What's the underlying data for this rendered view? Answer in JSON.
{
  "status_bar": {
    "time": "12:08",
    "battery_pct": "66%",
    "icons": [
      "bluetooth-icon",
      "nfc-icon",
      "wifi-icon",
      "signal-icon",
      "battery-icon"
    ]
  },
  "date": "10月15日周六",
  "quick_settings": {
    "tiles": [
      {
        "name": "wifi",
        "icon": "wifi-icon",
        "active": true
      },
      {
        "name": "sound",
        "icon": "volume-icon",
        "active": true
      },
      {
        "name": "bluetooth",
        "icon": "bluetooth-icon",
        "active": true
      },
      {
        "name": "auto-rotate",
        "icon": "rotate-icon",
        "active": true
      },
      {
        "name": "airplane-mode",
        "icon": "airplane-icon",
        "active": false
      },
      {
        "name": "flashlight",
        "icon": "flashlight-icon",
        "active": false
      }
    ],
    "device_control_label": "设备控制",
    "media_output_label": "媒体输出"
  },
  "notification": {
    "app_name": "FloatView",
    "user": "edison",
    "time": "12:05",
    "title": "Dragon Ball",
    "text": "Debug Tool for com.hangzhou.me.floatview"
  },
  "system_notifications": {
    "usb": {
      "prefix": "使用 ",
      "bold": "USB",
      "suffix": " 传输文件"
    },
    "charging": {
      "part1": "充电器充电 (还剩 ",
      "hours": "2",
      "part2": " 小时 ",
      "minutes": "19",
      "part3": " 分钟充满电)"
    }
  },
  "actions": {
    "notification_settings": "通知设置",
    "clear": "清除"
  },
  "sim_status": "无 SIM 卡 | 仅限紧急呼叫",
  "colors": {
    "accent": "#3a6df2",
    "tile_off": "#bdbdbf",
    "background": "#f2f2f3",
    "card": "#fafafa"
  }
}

==============================

▶ **PROMPT**: The records above need to be transcribed in full. Keep every character unchanged.

▶ **RESPONSE**:
What's the underlying data for this rendered view? Answer in JSON.
{
  "status_bar": {
    "time": "12:08",
    "battery_pct": "66%",
    "icons": [
      "bluetooth-icon",
      "nfc-icon",
      "wifi-icon",
      "signal-icon",
      "battery-icon"
    ]
  },
  "date": "10月15日周六",
  "quick_settings": {
    "tiles": [
      {
        "name": "wifi",
        "icon": "wifi-icon",
        "active": true
      },
      {
        "name": "sound",
        "icon": "volume-icon",
        "active": true
      },
      {
        "name": "bluetooth",
        "icon": "bluetooth-icon",
        "active": true
      },
      {
        "name": "auto-rotate",
        "icon": "rotate-icon",
        "active": true
      },
      {
        "name": "airplane-mode",
        "icon": "airplane-icon",
        "active": false
      },
      {
        "name": "flashlight",
        "icon": "flashlight-icon",
        "active": false
      }
    ],
    "device_control_label": "设备控制",
    "media_output_label": "媒体输出"
  },
  "notification": {
    "app_name": "FloatView",
    "user": "edison",
    "time": "12:05",
    "title": "Dragon Ball",
    "text": "Debug Tool for com.hangzhou.me.floatview"
  },
  "system_notifications": {
    "usb": {
      "prefix": "使用 ",
      "bold": "USB",
      "suffix": " 传输文件"
    },
    "charging": {
      "part1": "充电器充电 (还剩 ",
      "hours": "2",
      "part2": " 小时 ",
      "minutes": "19",
      "part3": " 分钟充满电)"
    }
  },
  "actions": {
    "notification_settings": "通知设置",
    "clear": "清除"
  },
  "sim_status": "无 SIM 卡 | 仅限紧急呼叫",
  "colors": {
    "accent": "#3a6df2",
    "tile_off": "#bdbdbf",
    "background": "#f2f2f3",
    "card": "#fafafa"
  }
}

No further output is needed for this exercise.